>>>>>

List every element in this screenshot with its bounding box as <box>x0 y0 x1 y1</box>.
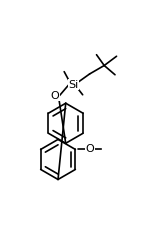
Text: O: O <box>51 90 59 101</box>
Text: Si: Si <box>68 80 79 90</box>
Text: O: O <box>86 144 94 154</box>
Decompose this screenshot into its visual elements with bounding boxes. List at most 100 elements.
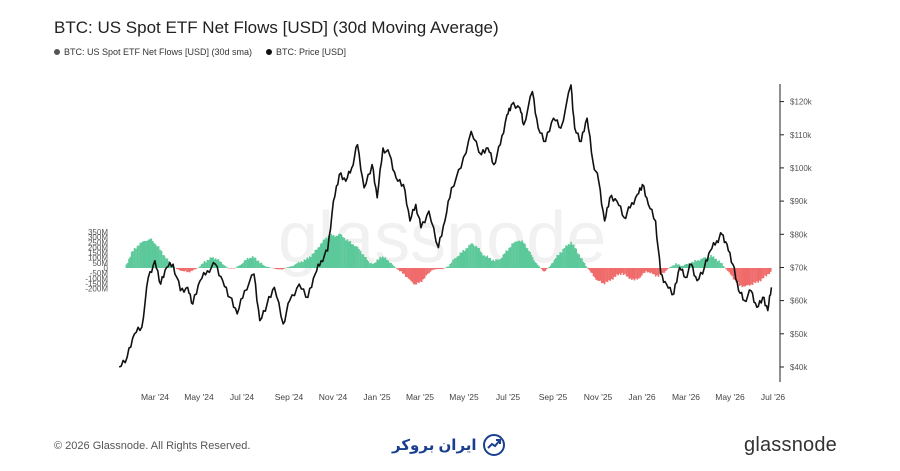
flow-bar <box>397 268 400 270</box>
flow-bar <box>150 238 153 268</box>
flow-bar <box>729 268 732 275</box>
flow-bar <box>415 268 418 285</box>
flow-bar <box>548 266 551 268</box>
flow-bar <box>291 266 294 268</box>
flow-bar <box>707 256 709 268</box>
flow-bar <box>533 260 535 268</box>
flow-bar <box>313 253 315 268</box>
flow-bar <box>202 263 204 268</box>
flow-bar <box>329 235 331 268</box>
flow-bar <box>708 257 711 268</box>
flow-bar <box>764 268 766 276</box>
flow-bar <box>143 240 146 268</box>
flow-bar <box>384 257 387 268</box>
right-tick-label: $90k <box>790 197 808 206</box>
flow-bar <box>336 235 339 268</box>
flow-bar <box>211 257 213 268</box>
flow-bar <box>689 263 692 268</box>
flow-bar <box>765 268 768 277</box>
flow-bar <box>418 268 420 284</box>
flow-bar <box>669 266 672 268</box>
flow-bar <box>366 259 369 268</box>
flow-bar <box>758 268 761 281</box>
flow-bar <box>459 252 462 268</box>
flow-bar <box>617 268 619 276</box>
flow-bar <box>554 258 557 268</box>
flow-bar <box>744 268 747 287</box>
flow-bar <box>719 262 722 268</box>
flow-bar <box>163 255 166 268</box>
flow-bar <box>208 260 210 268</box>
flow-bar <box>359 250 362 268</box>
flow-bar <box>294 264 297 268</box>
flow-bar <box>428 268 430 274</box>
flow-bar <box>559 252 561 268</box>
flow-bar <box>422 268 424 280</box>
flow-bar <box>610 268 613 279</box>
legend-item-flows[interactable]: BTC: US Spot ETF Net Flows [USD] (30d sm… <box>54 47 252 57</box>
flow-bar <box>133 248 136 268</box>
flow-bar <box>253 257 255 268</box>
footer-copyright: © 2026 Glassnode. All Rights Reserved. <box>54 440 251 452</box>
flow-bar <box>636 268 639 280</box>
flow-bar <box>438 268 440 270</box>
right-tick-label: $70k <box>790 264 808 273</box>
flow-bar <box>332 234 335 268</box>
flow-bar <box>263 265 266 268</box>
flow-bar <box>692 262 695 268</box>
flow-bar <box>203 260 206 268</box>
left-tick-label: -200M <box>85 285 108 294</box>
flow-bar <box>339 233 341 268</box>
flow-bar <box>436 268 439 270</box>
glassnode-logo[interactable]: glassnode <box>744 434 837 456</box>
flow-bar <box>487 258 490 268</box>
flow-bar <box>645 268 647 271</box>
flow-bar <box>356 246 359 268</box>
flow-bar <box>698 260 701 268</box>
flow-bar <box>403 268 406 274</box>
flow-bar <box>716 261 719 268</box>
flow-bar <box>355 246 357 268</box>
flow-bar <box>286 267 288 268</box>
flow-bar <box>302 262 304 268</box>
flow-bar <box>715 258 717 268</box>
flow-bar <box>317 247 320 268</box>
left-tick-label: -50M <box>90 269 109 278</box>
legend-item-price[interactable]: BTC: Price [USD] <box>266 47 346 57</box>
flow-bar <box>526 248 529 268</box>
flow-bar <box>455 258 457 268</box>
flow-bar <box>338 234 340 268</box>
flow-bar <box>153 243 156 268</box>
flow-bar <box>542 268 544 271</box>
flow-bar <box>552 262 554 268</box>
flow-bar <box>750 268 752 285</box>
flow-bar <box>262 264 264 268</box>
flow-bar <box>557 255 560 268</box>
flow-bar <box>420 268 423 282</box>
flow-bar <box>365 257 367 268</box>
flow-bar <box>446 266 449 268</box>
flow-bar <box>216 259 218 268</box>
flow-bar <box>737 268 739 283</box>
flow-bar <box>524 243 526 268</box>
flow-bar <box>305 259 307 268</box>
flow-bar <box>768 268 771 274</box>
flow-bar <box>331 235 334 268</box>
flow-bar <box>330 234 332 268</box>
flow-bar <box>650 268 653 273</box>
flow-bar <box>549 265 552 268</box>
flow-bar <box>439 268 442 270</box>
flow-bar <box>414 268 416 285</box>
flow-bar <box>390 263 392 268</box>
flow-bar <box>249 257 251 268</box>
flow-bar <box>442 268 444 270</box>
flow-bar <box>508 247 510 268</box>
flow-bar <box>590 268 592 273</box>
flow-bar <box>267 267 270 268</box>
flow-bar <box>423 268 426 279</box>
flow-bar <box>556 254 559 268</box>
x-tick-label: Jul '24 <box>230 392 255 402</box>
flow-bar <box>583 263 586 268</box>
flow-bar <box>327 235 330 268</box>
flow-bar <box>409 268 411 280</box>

<<<<<

▸ Brief
Copy out all of the lines above, word for word, but leave out the pictures.

▸ Answer in full
List every element in this screenshot with its bounding box as <box>x0 y0 x1 y1</box>.
Text: O: O <box>51 90 59 101</box>
Text: Si: Si <box>68 80 79 90</box>
Text: O: O <box>86 144 94 154</box>
Decompose this screenshot into its visual elements with bounding boxes. List at most 100 elements.
flow-bar <box>397 268 400 270</box>
flow-bar <box>150 238 153 268</box>
flow-bar <box>729 268 732 275</box>
flow-bar <box>415 268 418 285</box>
flow-bar <box>548 266 551 268</box>
flow-bar <box>291 266 294 268</box>
flow-bar <box>707 256 709 268</box>
flow-bar <box>533 260 535 268</box>
flow-bar <box>313 253 315 268</box>
flow-bar <box>202 263 204 268</box>
flow-bar <box>329 235 331 268</box>
flow-bar <box>708 257 711 268</box>
flow-bar <box>764 268 766 276</box>
flow-bar <box>143 240 146 268</box>
flow-bar <box>384 257 387 268</box>
right-tick-label: $90k <box>790 197 808 206</box>
flow-bar <box>336 235 339 268</box>
flow-bar <box>211 257 213 268</box>
flow-bar <box>689 263 692 268</box>
flow-bar <box>765 268 768 277</box>
flow-bar <box>418 268 420 284</box>
flow-bar <box>669 266 672 268</box>
flow-bar <box>366 259 369 268</box>
flow-bar <box>758 268 761 281</box>
flow-bar <box>459 252 462 268</box>
flow-bar <box>617 268 619 276</box>
flow-bar <box>554 258 557 268</box>
flow-bar <box>744 268 747 287</box>
flow-bar <box>719 262 722 268</box>
flow-bar <box>163 255 166 268</box>
flow-bar <box>208 260 210 268</box>
flow-bar <box>359 250 362 268</box>
flow-bar <box>294 264 297 268</box>
flow-bar <box>428 268 430 274</box>
flow-bar <box>559 252 561 268</box>
flow-bar <box>422 268 424 280</box>
flow-bar <box>610 268 613 279</box>
legend-item-flows[interactable]: BTC: US Spot ETF Net Flows [USD] (30d sm… <box>54 47 252 57</box>
flow-bar <box>133 248 136 268</box>
flow-bar <box>253 257 255 268</box>
footer-copyright: © 2026 Glassnode. All Rights Reserved. <box>54 440 251 452</box>
flow-bar <box>636 268 639 280</box>
flow-bar <box>438 268 440 270</box>
right-tick-label: $70k <box>790 264 808 273</box>
flow-bar <box>332 234 335 268</box>
flow-bar <box>263 265 266 268</box>
flow-bar <box>692 262 695 268</box>
flow-bar <box>203 260 206 268</box>
left-tick-label: -200M <box>85 285 108 294</box>
flow-bar <box>339 233 341 268</box>
flow-bar <box>436 268 439 270</box>
glassnode-logo[interactable]: glassnode <box>744 434 837 456</box>
flow-bar <box>487 258 490 268</box>
flow-bar <box>645 268 647 271</box>
flow-bar <box>356 246 359 268</box>
flow-bar <box>698 260 701 268</box>
flow-bar <box>403 268 406 274</box>
flow-bar <box>716 261 719 268</box>
flow-bar <box>355 246 357 268</box>
flow-bar <box>286 267 288 268</box>
flow-bar <box>302 262 304 268</box>
flow-bar <box>715 258 717 268</box>
flow-bar <box>317 247 320 268</box>
left-tick-label: -50M <box>90 269 109 278</box>
legend-item-price[interactable]: BTC: Price [USD] <box>266 47 346 57</box>
flow-bar <box>526 248 529 268</box>
flow-bar <box>455 258 457 268</box>
flow-bar <box>338 234 340 268</box>
flow-bar <box>153 243 156 268</box>
flow-bar <box>542 268 544 271</box>
flow-bar <box>552 262 554 268</box>
flow-bar <box>750 268 752 285</box>
flow-bar <box>262 264 264 268</box>
flow-bar <box>557 255 560 268</box>
flow-bar <box>420 268 423 282</box>
flow-bar <box>365 257 367 268</box>
flow-bar <box>446 266 449 268</box>
flow-bar <box>216 259 218 268</box>
flow-bar <box>737 268 739 283</box>
flow-bar <box>524 243 526 268</box>
flow-bar <box>305 259 307 268</box>
flow-bar <box>768 268 771 274</box>
flow-bar <box>331 235 334 268</box>
flow-bar <box>330 234 332 268</box>
flow-bar <box>650 268 653 273</box>
flow-bar <box>549 265 552 268</box>
flow-bar <box>439 268 442 270</box>
flow-bar <box>414 268 416 285</box>
flow-bar <box>390 263 392 268</box>
flow-bar <box>249 257 251 268</box>
flow-bar <box>442 268 444 270</box>
flow-bar <box>508 247 510 268</box>
flow-bar <box>590 268 592 273</box>
flow-bar <box>267 267 270 268</box>
flow-bar <box>423 268 426 279</box>
flow-bar <box>556 254 559 268</box>
x-tick-label: Jul '24 <box>230 392 255 402</box>
flow-bar <box>583 263 586 268</box>
flow-bar <box>327 235 330 268</box>
flow-bar <box>409 268 411 280</box>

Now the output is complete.